▸ **Stated task 1**
In the forum thread about rehash and related things in the arts, what is the informal meaning given for "carbon copy"?

##########

# "Rehash" & other things in the arts...



## Sid James (Feb 7, 2009)

After answering the poll, I invite you to join a wide-ranging discussion on these things (definitions from THIS online dictionary below). This can be in relation to any of the arts - not only musical, but also visual, literary, whatever.

*rehash*



> verb [riːˈhæʃ]
> (tr) to rework, reuse, or make over (old or already used material)
> 
> noun [ˈriːˌhæʃ]
> something consisting of old, reworked, or reused material


*spin off*



> Root word: spin
> ...Phrasal Verbs:
> spin off
> To derive (a company or product, for example) from something larger.


*regurgitate* (eg. in terms of an artistic creator's regurgitation of old things/ideas)



> verb.tr.
> To cause to pour back, especially to cast up (partially digested food).


*carbon copy*



> noun.
> 1. (Communication Arts / Printing, Lithography & Bookbinding) a duplicate copy of writing, typewriting, or drawing obtained by using carbon paper Often shortened to carbon
> 2. Informal, a person or thing that is identical or very similar to another


*imitation*



> noun.

##########

▸ **Stated task 2**
Write out the entries word for word, from their first line up to and including the line that contains "- pmda-o: O: [30, 400, 43, 419]".

##########

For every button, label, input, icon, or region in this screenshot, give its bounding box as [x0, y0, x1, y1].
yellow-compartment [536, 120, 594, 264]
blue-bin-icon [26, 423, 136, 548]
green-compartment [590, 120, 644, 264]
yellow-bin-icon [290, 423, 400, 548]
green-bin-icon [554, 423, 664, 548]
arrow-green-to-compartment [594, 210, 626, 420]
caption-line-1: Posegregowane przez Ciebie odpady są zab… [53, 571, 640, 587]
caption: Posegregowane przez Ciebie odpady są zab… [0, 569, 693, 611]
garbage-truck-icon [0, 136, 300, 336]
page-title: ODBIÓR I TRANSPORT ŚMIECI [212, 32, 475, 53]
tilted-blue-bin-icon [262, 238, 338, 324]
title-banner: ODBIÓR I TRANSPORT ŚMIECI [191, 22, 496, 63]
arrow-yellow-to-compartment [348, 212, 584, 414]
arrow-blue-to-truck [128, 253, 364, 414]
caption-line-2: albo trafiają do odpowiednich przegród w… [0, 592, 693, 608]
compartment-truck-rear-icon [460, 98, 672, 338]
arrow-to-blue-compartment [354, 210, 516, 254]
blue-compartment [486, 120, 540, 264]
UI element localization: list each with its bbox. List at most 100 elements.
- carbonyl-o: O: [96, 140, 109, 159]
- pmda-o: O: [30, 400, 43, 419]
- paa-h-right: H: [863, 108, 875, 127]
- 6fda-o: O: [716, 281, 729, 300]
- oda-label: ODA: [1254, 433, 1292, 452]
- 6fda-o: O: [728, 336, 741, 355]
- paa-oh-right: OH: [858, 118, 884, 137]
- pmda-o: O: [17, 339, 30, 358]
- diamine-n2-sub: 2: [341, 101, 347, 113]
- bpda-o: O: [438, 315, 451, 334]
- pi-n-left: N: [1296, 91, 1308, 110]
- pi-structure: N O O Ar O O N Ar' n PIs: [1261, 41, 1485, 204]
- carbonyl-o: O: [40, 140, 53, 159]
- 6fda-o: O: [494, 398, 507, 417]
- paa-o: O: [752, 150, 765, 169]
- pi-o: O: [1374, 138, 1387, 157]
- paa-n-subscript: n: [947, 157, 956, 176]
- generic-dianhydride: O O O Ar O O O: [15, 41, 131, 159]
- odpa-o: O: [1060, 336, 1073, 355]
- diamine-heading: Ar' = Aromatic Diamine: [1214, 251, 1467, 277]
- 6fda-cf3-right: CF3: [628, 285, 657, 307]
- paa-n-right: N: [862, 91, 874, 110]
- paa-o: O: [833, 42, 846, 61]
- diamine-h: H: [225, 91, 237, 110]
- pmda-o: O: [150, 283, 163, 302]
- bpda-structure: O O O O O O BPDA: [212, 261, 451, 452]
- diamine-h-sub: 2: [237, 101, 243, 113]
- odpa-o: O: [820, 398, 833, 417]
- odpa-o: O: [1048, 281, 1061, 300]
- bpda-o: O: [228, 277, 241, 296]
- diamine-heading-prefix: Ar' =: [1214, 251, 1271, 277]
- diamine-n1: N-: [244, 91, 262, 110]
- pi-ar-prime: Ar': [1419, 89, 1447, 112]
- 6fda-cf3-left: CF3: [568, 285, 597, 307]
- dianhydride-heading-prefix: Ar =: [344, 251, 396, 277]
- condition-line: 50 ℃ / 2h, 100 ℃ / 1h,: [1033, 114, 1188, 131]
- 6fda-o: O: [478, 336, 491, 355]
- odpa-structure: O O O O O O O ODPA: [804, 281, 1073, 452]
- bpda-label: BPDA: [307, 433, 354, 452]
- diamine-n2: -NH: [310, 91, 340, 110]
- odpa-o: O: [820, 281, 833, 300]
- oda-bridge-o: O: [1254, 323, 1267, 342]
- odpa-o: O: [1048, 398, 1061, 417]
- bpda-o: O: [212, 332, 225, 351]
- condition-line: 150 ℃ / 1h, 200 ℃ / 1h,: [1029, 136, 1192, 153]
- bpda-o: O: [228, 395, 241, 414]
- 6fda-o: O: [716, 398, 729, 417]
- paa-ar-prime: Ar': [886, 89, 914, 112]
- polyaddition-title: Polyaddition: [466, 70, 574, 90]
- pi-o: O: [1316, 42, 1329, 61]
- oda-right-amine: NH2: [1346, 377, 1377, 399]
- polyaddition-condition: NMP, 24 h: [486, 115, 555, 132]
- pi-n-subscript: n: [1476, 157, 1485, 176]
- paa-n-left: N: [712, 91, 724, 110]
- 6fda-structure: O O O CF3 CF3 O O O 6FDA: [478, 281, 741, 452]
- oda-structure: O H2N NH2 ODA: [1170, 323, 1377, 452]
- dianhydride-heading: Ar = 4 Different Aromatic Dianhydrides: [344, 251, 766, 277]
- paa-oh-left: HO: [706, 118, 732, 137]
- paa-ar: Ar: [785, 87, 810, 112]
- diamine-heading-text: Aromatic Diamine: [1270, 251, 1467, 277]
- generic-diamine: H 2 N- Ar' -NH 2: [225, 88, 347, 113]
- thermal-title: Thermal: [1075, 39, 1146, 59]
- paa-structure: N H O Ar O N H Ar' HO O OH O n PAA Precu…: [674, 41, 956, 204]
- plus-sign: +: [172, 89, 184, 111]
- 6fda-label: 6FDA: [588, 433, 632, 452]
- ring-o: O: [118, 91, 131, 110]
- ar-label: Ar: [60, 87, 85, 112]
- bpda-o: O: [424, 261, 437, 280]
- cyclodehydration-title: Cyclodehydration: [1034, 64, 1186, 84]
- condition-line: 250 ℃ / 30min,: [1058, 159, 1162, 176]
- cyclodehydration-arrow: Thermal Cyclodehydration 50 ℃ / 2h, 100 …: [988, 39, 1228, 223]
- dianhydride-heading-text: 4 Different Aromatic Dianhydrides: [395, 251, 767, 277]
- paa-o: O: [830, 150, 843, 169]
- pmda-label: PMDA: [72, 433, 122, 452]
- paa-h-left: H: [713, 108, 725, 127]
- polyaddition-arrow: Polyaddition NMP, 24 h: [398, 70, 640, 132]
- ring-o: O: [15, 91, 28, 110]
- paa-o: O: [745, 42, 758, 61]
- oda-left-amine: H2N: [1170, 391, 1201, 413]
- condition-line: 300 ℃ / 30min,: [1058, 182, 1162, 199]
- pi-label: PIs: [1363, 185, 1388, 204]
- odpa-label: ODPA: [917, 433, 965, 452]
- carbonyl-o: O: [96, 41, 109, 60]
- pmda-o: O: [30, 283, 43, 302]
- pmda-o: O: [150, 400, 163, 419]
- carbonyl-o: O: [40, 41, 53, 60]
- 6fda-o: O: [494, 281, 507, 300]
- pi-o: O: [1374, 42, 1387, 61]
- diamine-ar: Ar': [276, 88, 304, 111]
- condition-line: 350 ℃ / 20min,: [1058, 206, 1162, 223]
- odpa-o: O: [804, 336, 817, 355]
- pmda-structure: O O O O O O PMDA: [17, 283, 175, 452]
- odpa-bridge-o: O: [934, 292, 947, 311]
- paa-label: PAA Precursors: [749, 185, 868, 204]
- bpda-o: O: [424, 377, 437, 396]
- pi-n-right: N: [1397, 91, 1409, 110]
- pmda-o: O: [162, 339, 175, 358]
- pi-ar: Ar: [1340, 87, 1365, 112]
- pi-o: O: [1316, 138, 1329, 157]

##########

▸ **Result 1**
A person or thing that is identical or very similar to another.

▸ **Result 2**
For every button, label, input, icon, or region in this screenshot, give its bounding box as [x0, y0, x1, y1].
yellow-compartment [536, 120, 594, 264]
blue-bin-icon [26, 423, 136, 548]
green-compartment [590, 120, 644, 264]
yellow-bin-icon [290, 423, 400, 548]
green-bin-icon [554, 423, 664, 548]
arrow-green-to-compartment [594, 210, 626, 420]
caption-line-1: Posegregowane przez Ciebie odpady są zab… [53, 571, 640, 587]
caption: Posegregowane przez Ciebie odpady są zab… [0, 569, 693, 611]
garbage-truck-icon [0, 136, 300, 336]
page-title: ODBIÓR I TRANSPORT ŚMIECI [212, 32, 475, 53]
tilted-blue-bin-icon [262, 238, 338, 324]
title-banner: ODBIÓR I TRANSPORT ŚMIECI [191, 22, 496, 63]
arrow-yellow-to-compartment [348, 212, 584, 414]
arrow-blue-to-truck [128, 253, 364, 414]
caption-line-2: albo trafiają do odpowiednich przegród w… [0, 592, 693, 608]
compartment-truck-rear-icon [460, 98, 672, 338]
arrow-to-blue-compartment [354, 210, 516, 254]
blue-compartment [486, 120, 540, 264]
UI element localization: list each with its bbox. List at most 100 elements.
- carbonyl-o: O: [96, 140, 109, 159]
- pmda-o: O: [30, 400, 43, 419]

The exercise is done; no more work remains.